## Data in this exercise
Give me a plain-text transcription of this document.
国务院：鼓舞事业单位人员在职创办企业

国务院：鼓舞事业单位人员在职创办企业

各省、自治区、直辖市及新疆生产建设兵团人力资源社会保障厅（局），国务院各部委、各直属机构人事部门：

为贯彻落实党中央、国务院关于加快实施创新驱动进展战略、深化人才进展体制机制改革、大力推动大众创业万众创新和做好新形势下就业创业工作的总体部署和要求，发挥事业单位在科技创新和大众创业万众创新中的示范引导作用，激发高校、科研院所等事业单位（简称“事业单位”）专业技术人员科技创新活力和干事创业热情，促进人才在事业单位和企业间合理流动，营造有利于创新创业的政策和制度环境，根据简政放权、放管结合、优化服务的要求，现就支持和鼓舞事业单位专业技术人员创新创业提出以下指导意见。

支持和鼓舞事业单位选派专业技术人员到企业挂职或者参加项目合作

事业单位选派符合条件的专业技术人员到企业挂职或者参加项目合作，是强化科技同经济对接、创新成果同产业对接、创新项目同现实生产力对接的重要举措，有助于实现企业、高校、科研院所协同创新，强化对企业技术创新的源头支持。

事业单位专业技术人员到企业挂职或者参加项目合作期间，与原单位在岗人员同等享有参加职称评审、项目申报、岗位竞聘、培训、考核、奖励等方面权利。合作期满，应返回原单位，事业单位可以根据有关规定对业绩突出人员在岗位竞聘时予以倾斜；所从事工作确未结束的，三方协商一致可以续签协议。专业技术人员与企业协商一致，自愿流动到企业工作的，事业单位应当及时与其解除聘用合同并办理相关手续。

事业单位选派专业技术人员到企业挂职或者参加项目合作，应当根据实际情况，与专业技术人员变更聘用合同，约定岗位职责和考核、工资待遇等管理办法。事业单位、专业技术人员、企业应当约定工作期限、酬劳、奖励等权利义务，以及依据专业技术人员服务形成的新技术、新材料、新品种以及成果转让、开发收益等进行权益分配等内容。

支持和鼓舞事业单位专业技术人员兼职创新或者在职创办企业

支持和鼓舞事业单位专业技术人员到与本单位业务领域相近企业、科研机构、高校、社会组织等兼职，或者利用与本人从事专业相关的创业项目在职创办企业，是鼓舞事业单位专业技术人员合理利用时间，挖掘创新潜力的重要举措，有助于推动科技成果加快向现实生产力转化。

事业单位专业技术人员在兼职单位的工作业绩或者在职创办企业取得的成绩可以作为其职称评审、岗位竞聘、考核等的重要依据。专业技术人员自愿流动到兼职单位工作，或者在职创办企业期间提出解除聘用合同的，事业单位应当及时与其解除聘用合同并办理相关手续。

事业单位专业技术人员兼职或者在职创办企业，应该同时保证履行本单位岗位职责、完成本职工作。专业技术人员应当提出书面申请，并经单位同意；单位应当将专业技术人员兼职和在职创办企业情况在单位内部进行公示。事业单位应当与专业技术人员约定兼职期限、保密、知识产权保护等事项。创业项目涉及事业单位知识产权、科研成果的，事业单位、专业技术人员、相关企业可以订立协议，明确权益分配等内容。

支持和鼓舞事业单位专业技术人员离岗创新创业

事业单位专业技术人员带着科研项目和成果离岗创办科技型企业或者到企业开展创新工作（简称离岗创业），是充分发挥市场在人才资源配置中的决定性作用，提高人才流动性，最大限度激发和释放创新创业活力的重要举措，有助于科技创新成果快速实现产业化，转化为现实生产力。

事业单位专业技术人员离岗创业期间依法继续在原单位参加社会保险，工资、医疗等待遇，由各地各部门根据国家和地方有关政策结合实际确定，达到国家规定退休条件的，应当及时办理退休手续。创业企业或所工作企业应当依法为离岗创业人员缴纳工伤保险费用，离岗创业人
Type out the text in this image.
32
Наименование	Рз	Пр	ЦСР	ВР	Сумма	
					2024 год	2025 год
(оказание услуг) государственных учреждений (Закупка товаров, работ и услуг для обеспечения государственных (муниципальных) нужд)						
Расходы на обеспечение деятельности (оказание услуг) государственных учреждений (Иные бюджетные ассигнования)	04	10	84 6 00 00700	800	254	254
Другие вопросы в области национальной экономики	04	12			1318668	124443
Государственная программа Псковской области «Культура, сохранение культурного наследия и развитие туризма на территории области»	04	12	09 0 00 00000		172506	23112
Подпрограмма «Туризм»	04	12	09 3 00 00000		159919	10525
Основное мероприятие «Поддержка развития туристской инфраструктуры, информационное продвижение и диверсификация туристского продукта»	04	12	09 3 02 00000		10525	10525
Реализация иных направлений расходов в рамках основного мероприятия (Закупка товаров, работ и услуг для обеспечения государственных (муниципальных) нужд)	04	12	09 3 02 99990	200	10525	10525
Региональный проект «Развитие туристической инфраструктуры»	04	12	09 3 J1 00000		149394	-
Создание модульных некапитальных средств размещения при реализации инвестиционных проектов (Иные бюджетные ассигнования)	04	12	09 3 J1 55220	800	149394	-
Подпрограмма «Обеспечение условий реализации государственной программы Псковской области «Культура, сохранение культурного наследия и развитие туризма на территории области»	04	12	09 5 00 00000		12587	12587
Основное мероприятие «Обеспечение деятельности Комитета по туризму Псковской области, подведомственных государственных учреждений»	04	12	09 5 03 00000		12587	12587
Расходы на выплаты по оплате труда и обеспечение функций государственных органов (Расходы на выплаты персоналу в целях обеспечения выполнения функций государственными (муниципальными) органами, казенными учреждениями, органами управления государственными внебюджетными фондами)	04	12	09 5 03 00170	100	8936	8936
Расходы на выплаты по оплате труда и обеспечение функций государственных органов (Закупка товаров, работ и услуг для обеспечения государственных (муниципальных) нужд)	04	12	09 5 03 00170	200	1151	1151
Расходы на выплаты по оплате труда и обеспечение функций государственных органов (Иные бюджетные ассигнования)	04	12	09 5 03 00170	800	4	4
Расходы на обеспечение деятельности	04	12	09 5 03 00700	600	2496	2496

## Written instruction
Retype all the records, matching them exactly.

## Complete output
Give me a plain-text transcription of this document.
国务院：鼓舞事业单位人员在职创办企业

国务院：鼓舞事业单位人员在职创办企业

各省、自治区、直辖市及新疆生产建设兵团人力资源社会保障厅（局），国务院各部委、各直属机构人事部门：

为贯彻落实党中央、国务院关于加快实施创新驱动进展战略、深化人才进展体制机制改革、大力推动大众创业万众创新和做好新形势下就业创业工作的总体部署和要求，发挥事业单位在科技创新和大众创业万众创新中的示范引导作用，激发高校、科研院所等事业单位（简称“事业单位”）专业技术人员科技创新活力和干事创业热情，促进人才在事业单位和企业间合理流动，营造有利于创新创业的政策和制度环境，根据简政放权、放管结合、优化服务的要求，现就支持和鼓舞事业单位专业技术人员创新创业提出以下指导意见。

支持和鼓舞事业单位选派专业技术人员到企业挂职或者参加项目合作

事业单位选派符合条件的专业技术人员到企业挂职或者参加项目合作，是强化科技同经济对接、创新成果同产业对接、创新项目同现实生产力对接的重要举措，有助于实现企业、高校、科研院所协同创新，强化对企业技术创新的源头支持。

事业单位专业技术人员到企业挂职或者参加项目合作期间，与原单位在岗人员同等享有参加职称评审、项目申报、岗位竞聘、培训、考核、奖励等方面权利。合作期满，应返回原单位，事业单位可以根据有关规定对业绩突出人员在岗位竞聘时予以倾斜；所从事工作确未结束的，三方协商一致可以续签协议。专业技术人员与企业协商一致，自愿流动到企业工作的，事业单位应当及时与其解除聘用合同并办理相关手续。

事业单位选派专业技术人员到企业挂职或者参加项目合作，应当根据实际情况，与专业技术人员变更聘用合同，约定岗位职责和考核、工资待遇等管理办法。事业单位、专业技术人员、企业应当约定工作期限、酬劳、奖励等权利义务，以及依据专业技术人员服务形成的新技术、新材料、新品种以及成果转让、开发收益等进行权益分配等内容。

支持和鼓舞事业单位专业技术人员兼职创新或者在职创办企业

支持和鼓舞事业单位专业技术人员到与本单位业务领域相近企业、科研机构、高校、社会组织等兼职，或者利用与本人从事专业相关的创业项目在职创办企业，是鼓舞事业单位专业技术人员合理利用时间，挖掘创新潜力的重要举措，有助于推动科技成果加快向现实生产力转化。

事业单位专业技术人员在兼职单位的工作业绩或者在职创办企业取得的成绩可以作为其职称评审、岗位竞聘、考核等的重要依据。专业技术人员自愿流动到兼职单位工作，或者在职创办企业期间提出解除聘用合同的，事业单位应当及时与其解除聘用合同并办理相关手续。

事业单位专业技术人员兼职或者在职创办企业，应该同时保证履行本单位岗位职责、完成本职工作。专业技术人员应当提出书面申请，并经单位同意；单位应当将专业技术人员兼职和在职创办企业情况在单位内部进行公示。事业单位应当与专业技术人员约定兼职期限、保密、知识产权保护等事项。创业项目涉及事业单位知识产权、科研成果的，事业单位、专业技术人员、相关企业可以订立协议，明确权益分配等内容。

支持和鼓舞事业单位专业技术人员离岗创新创业

事业单位专业技术人员带着科研项目和成果离岗创办科技型企业或者到企业开展创新工作（简称离岗创业），是充分发挥市场在人才资源配置中的决定性作用，提高人才流动性，最大限度激发和释放创新创业活力的重要举措，有助于科技创新成果快速实现产业化，转化为现实生产力。

事业单位专业技术人员离岗创业期间依法继续在原单位参加社会保险，工资、医疗等待遇，由各地各部门根据国家和地方有关政策结合实际确定，达到国家规定退休条件的，应当及时办理退休手续。创业企业或所工作企业应当依法为离岗创业人员缴纳工伤保险费用，离岗创业人
Type out the text in this image.
32
Наименование	Рз	Пр	ЦСР	ВР	Сумма	
					2024 год	2025 год
(оказание услуг) государственных учреждений (Закупка товаров, работ и услуг для обеспечения государственных (муниципальных) нужд)						
Расходы на обеспечение деятельности (оказание услуг) государственных учреждений (Иные бюджетные ассигнования)	04	10	84 6 00 00700	800	254	254
Другие вопросы в области национальной экономики	04	12			1318668	124443
Государственная программа Псковской области «Культура, сохранение культурного наследия и развитие туризма на территории области»	04	12	09 0 00 00000		172506	23112
Подпрограмма «Туризм»	04	12	09 3 00 00000		159919	10525
Основное мероприятие «Поддержка развития туристской инфраструктуры, информационное продвижение и диверсификация туристского продукта»	04	12	09 3 02 00000		10525	10525
Реализация иных направлений расходов в рамках основного мероприятия (Закупка товаров, работ и услуг для обеспечения государственных (муниципальных) нужд)	04	12	09 3 02 99990	200	10525	10525
Региональный проект «Развитие туристической инфраструктуры»	04	12	09 3 J1 00000		149394	-
Создание модульных некапитальных средств размещения при реализации инвестиционных проектов (Иные бюджетные ассигнования)	04	12	09 3 J1 55220	800	149394	-
Подпрограмма «Обеспечение условий реализации государственной программы Псковской области «Культура, сохранение культурного наследия и развитие туризма на территории области»	04	12	09 5 00 00000		12587	12587
Основное мероприятие «Обеспечение деятельности Комитета по туризму Псковской области, подведомственных государственных учреждений»	04	12	09 5 03 00000		12587	12587
Расходы на выплаты по оплате труда и обеспечение функций государственных органов (Расходы на выплаты персоналу в целях обеспечения выполнения функций государственными (муниципальными) органами, казенными учреждениями, органами управления государственными внебюджетными фондами)	04	12	09 5 03 00170	100	8936	8936
Расходы на выплаты по оплате труда и обеспечение функций государственных органов (Закупка товаров, работ и услуг для обеспечения государственных (муниципальных) нужд)	04	12	09 5 03 00170	200	1151	1151
Расходы на выплаты по оплате труда и обеспечение функций государственных органов (Иные бюджетные ассигнования)	04	12	09 5 03 00170	800	4	4
Расходы на обеспечение деятельности	04	12	09 5 03 00700	600	2496	2496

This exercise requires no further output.